++++ Stored rows

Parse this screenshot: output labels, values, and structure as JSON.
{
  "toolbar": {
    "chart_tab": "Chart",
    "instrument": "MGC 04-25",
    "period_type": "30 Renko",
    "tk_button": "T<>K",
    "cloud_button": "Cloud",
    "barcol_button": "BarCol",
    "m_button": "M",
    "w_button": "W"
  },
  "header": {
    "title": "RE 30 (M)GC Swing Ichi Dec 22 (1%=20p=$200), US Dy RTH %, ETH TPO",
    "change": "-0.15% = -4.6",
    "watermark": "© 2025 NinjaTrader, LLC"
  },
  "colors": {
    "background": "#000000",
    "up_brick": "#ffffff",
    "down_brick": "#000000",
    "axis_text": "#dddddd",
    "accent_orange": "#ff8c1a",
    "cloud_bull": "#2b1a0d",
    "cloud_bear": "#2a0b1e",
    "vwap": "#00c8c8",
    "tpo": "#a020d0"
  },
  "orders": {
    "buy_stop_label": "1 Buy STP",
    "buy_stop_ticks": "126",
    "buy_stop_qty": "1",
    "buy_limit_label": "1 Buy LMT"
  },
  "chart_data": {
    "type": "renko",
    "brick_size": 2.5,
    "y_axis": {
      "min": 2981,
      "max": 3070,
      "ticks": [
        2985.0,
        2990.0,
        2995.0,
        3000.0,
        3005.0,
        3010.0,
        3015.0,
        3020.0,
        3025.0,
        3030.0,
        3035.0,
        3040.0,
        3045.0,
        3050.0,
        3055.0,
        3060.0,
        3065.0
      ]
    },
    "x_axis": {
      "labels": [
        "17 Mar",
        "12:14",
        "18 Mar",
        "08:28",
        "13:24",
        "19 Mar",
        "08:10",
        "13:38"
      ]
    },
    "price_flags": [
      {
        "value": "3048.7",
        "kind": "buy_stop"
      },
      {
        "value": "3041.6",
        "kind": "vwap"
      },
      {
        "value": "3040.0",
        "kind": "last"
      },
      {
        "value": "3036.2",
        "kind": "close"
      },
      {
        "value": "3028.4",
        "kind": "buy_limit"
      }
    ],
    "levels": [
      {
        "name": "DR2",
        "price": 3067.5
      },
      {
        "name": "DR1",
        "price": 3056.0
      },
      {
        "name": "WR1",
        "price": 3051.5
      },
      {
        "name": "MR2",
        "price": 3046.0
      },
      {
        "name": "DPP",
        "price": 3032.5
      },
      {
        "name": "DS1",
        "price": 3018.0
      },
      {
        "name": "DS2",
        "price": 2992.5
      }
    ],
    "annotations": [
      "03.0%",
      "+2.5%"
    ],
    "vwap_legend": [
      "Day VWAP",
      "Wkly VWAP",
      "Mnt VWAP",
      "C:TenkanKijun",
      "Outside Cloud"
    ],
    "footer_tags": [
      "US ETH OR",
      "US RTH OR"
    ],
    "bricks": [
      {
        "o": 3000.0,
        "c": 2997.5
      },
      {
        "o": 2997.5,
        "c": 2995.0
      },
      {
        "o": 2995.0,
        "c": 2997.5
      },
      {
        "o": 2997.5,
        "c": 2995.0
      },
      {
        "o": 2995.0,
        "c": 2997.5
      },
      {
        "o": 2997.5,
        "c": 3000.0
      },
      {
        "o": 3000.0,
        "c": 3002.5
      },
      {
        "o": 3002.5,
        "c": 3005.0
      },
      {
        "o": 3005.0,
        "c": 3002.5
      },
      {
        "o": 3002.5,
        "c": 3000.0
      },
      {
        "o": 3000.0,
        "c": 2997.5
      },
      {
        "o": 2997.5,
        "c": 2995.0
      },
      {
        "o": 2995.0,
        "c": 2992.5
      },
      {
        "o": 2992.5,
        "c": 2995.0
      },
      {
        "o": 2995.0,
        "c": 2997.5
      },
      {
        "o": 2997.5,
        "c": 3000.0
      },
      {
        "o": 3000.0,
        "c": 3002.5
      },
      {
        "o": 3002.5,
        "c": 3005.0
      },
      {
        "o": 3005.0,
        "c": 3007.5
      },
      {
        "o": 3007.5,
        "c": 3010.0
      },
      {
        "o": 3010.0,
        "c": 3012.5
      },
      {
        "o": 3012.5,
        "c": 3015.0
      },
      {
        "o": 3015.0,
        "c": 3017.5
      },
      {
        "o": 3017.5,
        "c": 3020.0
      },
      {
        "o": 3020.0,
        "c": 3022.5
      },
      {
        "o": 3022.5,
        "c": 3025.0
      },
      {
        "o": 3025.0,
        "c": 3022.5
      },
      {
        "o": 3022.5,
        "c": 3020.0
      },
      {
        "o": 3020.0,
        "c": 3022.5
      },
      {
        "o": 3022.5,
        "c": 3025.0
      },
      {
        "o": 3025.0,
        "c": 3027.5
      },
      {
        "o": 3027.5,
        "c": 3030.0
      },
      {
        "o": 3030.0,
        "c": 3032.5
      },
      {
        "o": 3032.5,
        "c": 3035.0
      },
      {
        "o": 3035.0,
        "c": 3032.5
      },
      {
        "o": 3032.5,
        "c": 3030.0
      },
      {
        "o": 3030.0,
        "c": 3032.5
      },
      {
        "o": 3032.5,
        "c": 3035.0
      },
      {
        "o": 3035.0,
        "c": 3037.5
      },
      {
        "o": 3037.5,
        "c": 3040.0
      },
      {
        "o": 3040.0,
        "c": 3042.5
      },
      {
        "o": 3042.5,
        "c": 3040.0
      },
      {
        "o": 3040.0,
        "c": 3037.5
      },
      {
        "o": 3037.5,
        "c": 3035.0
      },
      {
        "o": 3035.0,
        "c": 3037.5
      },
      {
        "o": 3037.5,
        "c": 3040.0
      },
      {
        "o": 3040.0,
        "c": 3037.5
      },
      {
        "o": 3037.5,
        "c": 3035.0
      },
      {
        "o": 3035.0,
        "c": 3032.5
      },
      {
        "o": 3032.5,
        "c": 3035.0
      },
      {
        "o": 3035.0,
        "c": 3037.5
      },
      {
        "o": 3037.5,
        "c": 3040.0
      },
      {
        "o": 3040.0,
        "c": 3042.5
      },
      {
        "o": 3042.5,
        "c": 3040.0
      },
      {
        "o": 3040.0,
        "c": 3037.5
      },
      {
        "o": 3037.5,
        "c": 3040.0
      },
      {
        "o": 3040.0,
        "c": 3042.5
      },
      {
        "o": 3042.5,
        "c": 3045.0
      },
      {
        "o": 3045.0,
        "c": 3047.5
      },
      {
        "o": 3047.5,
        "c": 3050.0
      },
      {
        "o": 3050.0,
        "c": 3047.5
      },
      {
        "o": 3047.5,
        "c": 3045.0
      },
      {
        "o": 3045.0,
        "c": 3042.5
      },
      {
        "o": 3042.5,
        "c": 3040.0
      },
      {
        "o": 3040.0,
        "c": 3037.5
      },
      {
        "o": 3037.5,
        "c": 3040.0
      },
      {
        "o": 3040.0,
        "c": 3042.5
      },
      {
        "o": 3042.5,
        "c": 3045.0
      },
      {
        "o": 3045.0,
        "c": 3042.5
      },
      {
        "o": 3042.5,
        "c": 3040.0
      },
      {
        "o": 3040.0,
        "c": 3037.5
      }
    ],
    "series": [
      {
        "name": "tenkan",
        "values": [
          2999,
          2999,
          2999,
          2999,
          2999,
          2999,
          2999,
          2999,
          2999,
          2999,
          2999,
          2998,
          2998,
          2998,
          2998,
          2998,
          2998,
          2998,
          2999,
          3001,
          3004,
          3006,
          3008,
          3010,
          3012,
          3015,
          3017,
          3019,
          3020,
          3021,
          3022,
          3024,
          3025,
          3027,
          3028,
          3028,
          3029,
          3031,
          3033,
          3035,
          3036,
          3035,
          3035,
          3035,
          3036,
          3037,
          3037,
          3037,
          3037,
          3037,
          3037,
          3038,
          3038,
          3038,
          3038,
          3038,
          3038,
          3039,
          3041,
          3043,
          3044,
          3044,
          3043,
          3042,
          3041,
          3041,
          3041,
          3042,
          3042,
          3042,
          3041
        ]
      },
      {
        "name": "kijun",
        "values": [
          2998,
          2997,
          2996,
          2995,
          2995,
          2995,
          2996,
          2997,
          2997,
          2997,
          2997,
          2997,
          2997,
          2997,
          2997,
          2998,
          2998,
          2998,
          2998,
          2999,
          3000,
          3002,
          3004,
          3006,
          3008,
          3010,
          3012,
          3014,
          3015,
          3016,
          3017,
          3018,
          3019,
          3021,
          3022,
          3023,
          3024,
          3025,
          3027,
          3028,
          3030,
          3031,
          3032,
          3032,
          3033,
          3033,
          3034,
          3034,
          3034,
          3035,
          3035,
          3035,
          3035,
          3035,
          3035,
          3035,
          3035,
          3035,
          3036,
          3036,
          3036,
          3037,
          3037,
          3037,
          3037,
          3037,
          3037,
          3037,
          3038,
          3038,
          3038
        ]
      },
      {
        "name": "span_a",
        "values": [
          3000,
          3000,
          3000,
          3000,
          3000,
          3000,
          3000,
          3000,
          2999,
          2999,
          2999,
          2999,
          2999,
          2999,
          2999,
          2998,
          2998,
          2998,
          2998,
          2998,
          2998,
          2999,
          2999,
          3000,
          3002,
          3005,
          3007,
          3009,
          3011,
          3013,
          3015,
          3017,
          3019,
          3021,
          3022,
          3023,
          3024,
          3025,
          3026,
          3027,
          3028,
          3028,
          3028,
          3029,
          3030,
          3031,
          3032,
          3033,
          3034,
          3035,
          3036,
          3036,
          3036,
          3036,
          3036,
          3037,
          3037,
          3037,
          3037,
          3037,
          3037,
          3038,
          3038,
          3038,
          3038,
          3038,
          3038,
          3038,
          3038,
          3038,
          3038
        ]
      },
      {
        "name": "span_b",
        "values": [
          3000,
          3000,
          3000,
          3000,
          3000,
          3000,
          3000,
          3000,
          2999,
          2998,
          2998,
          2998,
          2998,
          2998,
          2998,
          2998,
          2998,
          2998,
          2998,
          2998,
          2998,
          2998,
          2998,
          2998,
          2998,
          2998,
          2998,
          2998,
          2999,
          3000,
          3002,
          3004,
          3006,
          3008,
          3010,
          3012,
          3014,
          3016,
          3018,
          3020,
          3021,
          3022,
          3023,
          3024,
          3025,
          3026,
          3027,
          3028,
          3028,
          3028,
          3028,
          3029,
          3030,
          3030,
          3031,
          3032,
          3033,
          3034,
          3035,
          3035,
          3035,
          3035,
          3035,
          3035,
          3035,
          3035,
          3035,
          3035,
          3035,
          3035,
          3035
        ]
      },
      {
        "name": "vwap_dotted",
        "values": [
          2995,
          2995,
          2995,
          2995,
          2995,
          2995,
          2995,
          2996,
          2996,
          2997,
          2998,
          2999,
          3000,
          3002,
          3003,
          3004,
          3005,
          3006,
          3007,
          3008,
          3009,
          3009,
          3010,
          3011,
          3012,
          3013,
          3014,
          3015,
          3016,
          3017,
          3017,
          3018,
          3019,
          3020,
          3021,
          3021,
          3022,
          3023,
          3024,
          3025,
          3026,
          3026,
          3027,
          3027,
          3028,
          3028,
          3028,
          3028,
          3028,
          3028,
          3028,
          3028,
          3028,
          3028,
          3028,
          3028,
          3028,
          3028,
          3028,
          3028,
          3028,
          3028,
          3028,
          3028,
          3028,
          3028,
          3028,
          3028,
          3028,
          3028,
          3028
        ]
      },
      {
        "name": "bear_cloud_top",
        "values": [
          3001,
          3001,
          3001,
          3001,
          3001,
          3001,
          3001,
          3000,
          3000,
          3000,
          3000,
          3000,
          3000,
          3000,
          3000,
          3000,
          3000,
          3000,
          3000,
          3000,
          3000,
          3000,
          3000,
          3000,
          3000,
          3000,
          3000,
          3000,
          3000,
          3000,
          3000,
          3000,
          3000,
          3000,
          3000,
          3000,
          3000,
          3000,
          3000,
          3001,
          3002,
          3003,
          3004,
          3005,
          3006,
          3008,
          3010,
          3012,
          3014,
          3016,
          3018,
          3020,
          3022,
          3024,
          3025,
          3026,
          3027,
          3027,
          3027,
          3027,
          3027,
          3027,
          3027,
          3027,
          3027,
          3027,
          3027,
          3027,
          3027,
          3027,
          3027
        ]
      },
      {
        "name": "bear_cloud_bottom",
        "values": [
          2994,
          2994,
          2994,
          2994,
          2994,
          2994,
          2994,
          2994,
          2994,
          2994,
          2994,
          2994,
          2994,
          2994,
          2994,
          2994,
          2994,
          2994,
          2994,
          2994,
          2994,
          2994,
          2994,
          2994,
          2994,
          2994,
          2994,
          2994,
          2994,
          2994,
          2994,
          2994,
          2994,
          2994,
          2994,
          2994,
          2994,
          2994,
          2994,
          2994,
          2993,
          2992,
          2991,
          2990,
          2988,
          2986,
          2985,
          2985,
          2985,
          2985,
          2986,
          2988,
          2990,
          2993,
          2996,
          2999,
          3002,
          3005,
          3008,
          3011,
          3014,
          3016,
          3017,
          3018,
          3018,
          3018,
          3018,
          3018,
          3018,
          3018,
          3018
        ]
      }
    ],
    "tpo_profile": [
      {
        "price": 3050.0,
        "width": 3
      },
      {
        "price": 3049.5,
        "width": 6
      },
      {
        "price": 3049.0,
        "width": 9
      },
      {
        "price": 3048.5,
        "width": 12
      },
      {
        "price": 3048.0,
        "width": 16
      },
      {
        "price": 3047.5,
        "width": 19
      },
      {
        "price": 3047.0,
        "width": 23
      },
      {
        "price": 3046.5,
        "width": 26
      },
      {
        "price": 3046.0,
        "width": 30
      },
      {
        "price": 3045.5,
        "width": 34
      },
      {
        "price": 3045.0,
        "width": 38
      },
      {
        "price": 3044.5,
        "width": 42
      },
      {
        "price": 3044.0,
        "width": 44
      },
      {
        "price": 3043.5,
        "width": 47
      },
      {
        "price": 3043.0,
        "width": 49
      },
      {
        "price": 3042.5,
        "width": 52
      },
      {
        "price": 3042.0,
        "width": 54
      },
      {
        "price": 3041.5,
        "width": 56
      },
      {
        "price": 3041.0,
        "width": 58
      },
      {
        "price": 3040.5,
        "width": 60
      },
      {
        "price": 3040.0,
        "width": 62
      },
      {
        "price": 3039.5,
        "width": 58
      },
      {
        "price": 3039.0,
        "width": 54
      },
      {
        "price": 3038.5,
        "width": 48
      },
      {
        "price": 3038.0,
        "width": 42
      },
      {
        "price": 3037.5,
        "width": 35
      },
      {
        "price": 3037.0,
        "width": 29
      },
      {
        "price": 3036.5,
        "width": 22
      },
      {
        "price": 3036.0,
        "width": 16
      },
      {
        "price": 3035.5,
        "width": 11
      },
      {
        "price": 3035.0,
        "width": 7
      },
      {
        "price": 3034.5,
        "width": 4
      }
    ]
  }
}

++++++++

* **What to do**:
Above are some records. Count the lines among them with the word "kind", and answer with the number only.

* **Reply to the task**:
5